▶ [Aim]
Find and copy each line of the records where the string "JSON" shows up.

--*--

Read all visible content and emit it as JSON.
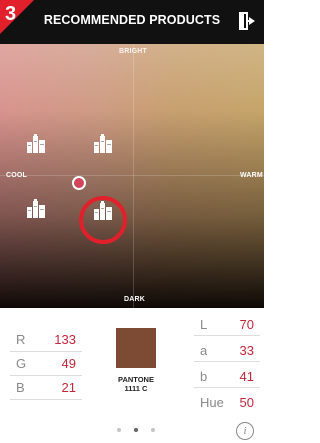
{
  "header": {
    "step": "3",
    "title": "RECOMMENDED PRODUCTS",
    "exit_icon": "exit-door-icon",
    "accent_color": "#e2202c"
  },
  "map": {
    "label_top": "BRIGHT",
    "label_bottom": "DARK",
    "label_left": "COOL",
    "label_right": "WARM",
    "product_icon": "product-bottles-icon",
    "selected_ring_color": "#e2202c",
    "marker_color": "#d4455a"
  },
  "rgb": [
    {
      "label": "R",
      "value": "133"
    },
    {
      "label": "G",
      "value": "49"
    },
    {
      "label": "B",
      "value": "21"
    }
  ],
  "swatch": {
    "color": "#7d4a33",
    "pantone_name": "PANTONE",
    "pantone_code": "1111 C"
  },
  "lab": [
    {
      "label": "L",
      "value": "70"
    },
    {
      "label": "a",
      "value": "33"
    },
    {
      "label": "b",
      "value": "41"
    },
    {
      "label": "Hue",
      "value": "50"
    }
  ],
  "pagination": {
    "pages": 3,
    "active_page": 2
  },
  "info_button": {
    "label": "i"
  }
}
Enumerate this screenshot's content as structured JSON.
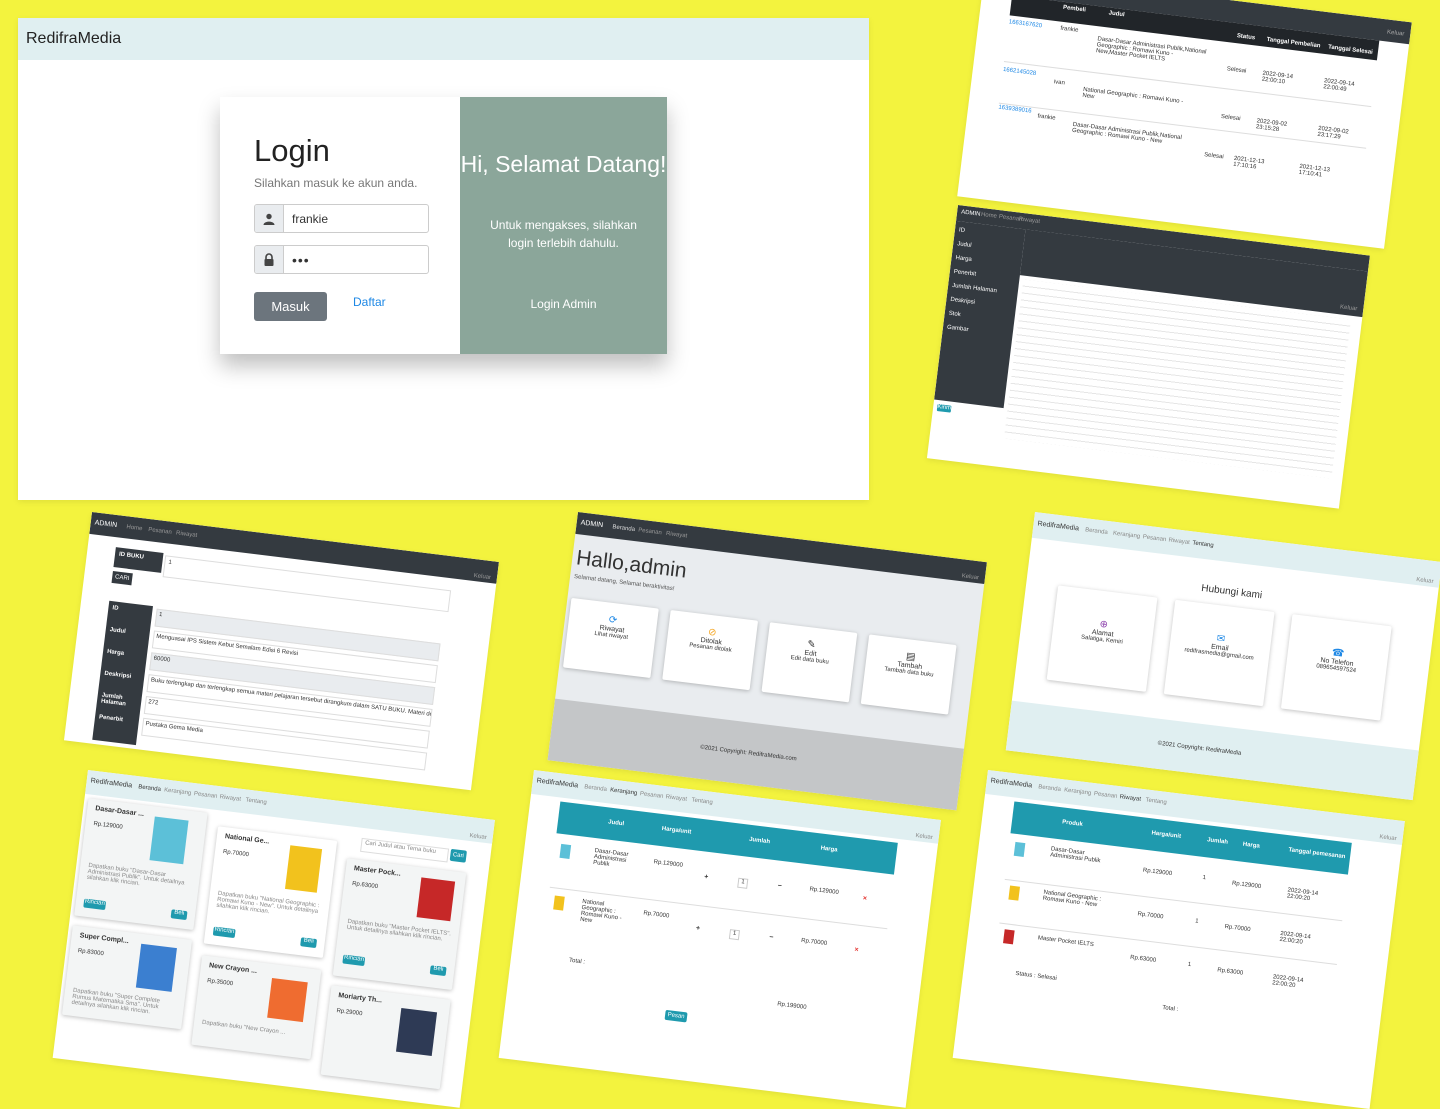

--*--

▶ [Output of the exercise]
Read all visible content and emit it as JSON.
Enumerate this screenshot's content as structured JSON.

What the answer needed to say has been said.